WORK TO COMPLETE - Pull out every line below that contains the word "JSON".

DATA ENTRIES -
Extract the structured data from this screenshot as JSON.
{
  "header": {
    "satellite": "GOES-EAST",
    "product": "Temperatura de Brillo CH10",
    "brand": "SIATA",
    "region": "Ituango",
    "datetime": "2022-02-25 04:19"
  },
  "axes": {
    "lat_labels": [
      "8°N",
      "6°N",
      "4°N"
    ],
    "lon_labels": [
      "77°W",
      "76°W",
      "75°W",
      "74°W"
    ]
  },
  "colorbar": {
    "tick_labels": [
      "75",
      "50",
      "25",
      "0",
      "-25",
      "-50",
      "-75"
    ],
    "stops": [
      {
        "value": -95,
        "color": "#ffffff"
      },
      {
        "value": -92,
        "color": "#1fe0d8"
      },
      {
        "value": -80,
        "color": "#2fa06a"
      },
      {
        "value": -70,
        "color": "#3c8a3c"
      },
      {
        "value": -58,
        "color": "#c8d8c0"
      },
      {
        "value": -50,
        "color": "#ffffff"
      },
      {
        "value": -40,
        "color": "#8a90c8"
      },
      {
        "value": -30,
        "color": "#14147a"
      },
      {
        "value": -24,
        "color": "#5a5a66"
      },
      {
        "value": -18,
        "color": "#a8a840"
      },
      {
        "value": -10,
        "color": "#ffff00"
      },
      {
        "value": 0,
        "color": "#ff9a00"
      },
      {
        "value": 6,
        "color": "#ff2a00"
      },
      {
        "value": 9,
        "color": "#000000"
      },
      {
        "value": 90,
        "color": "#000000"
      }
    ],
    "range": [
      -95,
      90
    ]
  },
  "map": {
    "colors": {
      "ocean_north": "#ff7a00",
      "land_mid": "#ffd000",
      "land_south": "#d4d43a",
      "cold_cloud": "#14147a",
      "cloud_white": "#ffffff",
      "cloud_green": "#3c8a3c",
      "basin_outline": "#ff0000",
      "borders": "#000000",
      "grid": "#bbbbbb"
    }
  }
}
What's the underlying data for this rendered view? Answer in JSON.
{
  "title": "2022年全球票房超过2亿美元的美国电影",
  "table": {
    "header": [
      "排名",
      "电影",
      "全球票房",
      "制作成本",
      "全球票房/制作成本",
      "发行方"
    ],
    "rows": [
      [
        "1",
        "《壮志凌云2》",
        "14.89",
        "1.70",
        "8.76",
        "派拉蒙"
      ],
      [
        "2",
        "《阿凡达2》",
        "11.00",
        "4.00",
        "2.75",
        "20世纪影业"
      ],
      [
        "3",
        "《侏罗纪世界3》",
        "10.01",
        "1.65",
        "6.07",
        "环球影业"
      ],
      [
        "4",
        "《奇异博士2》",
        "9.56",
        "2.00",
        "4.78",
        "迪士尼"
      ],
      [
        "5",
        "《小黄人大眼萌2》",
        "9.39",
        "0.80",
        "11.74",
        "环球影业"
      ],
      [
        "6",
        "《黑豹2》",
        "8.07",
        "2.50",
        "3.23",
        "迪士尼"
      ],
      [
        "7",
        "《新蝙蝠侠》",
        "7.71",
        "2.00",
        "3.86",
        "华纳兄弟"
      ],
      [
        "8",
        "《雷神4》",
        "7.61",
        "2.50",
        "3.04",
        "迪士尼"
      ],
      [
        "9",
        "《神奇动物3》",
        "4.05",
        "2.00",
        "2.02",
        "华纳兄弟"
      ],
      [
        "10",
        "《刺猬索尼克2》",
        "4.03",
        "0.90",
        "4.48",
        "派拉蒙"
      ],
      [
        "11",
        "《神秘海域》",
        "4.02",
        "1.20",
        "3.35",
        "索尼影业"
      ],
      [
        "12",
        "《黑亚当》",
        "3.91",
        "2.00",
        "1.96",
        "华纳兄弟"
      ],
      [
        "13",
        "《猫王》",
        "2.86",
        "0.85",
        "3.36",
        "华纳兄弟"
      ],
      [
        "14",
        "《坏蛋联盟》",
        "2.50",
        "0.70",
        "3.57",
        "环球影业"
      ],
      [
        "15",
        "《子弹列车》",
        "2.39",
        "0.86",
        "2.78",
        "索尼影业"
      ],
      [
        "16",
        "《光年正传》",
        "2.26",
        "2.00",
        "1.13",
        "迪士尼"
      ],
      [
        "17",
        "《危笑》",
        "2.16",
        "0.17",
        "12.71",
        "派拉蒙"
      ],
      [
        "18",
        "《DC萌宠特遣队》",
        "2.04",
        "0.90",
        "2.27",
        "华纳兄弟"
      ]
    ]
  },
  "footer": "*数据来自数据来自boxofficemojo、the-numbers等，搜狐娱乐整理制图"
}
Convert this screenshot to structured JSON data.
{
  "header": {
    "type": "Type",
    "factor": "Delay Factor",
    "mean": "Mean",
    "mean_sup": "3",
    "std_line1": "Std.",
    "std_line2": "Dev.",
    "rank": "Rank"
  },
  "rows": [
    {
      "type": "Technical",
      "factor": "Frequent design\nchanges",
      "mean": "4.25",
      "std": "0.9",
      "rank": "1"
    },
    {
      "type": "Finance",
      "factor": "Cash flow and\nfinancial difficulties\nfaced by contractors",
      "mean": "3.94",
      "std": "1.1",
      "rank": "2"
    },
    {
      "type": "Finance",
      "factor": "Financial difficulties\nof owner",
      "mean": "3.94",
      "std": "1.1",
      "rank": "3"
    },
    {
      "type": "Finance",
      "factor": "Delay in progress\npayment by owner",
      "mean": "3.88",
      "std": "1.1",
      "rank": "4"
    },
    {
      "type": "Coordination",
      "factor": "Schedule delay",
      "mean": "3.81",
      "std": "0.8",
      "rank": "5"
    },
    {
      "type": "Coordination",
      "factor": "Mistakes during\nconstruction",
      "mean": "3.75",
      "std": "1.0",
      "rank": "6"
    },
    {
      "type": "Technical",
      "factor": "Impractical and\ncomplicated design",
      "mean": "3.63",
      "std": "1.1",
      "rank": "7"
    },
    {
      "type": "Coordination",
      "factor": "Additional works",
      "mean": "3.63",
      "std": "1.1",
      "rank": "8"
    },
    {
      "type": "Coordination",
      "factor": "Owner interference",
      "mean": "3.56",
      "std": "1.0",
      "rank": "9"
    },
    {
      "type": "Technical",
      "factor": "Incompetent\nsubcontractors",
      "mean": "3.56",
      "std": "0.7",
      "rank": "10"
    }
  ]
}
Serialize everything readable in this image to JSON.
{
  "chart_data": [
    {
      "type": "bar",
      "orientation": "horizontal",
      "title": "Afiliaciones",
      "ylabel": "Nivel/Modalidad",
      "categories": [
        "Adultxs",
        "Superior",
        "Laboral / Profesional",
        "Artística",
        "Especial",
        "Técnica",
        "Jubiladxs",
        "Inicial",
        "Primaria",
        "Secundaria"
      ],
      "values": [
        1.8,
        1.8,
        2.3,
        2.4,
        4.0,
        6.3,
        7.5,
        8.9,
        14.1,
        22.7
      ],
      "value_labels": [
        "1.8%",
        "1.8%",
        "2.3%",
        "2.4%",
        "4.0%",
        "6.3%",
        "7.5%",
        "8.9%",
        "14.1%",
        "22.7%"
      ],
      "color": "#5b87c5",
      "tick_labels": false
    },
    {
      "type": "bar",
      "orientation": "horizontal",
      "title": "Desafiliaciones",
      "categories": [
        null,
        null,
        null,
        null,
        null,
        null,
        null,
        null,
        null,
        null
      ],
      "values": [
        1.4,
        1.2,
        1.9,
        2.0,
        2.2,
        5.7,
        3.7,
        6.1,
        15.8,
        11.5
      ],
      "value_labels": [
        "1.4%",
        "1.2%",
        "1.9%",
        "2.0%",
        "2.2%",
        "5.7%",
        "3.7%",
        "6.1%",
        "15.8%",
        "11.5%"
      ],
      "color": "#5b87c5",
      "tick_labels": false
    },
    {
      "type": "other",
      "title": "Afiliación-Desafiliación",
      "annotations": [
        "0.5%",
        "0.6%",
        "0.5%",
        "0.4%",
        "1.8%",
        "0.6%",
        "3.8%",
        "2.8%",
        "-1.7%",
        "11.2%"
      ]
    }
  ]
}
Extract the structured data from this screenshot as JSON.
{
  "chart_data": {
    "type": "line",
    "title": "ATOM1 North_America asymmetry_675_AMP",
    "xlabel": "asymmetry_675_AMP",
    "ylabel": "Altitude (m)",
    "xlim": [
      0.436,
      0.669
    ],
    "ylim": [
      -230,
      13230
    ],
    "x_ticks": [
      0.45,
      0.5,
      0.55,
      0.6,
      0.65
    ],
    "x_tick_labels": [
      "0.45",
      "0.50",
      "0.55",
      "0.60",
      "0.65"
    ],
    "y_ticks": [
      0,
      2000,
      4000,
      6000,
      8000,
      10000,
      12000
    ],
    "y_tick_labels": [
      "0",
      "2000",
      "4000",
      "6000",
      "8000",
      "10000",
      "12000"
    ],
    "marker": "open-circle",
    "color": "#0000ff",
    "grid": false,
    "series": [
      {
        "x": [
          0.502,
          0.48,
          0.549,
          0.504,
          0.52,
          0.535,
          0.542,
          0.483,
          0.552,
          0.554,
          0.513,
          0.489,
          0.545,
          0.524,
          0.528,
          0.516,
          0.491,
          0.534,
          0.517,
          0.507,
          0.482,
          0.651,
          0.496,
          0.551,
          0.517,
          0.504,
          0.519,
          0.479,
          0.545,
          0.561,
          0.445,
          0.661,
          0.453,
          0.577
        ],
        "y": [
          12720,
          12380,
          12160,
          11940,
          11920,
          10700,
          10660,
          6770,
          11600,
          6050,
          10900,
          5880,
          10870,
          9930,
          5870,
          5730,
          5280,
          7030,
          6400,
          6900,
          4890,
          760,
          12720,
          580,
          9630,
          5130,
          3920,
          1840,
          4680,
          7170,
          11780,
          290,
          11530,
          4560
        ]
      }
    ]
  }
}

WRITTEN ANSWER -
Extract the structured data from this screenshot as JSON.
What's the underlying data for this rendered view? Answer in JSON.
Convert this screenshot to structured JSON data.
Serialize everything readable in this image to JSON.
Extract the structured data from this screenshot as JSON.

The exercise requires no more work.